Figure collection entries.
··········

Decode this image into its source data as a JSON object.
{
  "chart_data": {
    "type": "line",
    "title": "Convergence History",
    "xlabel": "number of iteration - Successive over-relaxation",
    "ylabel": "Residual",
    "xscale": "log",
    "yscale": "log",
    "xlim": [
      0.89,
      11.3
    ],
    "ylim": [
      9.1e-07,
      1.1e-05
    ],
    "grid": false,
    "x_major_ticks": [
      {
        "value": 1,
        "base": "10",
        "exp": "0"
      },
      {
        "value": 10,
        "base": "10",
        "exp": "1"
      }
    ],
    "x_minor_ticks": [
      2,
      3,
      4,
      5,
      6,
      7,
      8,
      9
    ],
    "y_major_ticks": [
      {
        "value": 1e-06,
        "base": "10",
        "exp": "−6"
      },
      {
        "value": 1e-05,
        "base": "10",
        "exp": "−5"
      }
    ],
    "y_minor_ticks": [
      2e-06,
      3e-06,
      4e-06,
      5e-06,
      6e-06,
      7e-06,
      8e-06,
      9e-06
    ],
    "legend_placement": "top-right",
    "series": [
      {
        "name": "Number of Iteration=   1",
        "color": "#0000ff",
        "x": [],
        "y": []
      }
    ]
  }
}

··········

WHAT THE EXERCISE ASKS. Retype every record above exactly as written.

WORKED ANSWER.
Decode this image into its source data as a JSON object.
{
  "chart_data": {
    "type": "line",
    "title": "Convergence History",
    "xlabel": "number of iteration - Successive over-relaxation",
    "ylabel": "Residual",
    "xscale": "log",
    "yscale": "log",
    "xlim": [
      0.89,
      11.3
    ],
    "ylim": [
      9.1e-07,
      1.1e-05
    ],
    "grid": false,
    "x_major_ticks": [
      {
        "value": 1,
        "base": "10",
        "exp": "0"
      },
      {
        "value": 10,
        "base": "10",
        "exp": "1"
      }
    ],
    "x_minor_ticks": [
      2,
      3,
      4,
      5,
      6,
      7,
      8,
      9
    ],
    "y_major_ticks": [
      {
        "value": 1e-06,
        "base": "10",
        "exp": "−6"
      },
      {
        "value": 1e-05,
        "base": "10",
        "exp": "−5"
      }
    ],
    "y_minor_ticks": [
      2e-06,
      3e-06,
      4e-06,
      5e-06,
      6e-06,
      7e-06,
      8e-06,
      9e-06
    ],
    "legend_placement": "top-right",
    "series": [
      {
        "name": "Number of Iteration=   1",
        "color": "#0000ff",
        "x": [],
        "y": []
      }
    ]
  }
}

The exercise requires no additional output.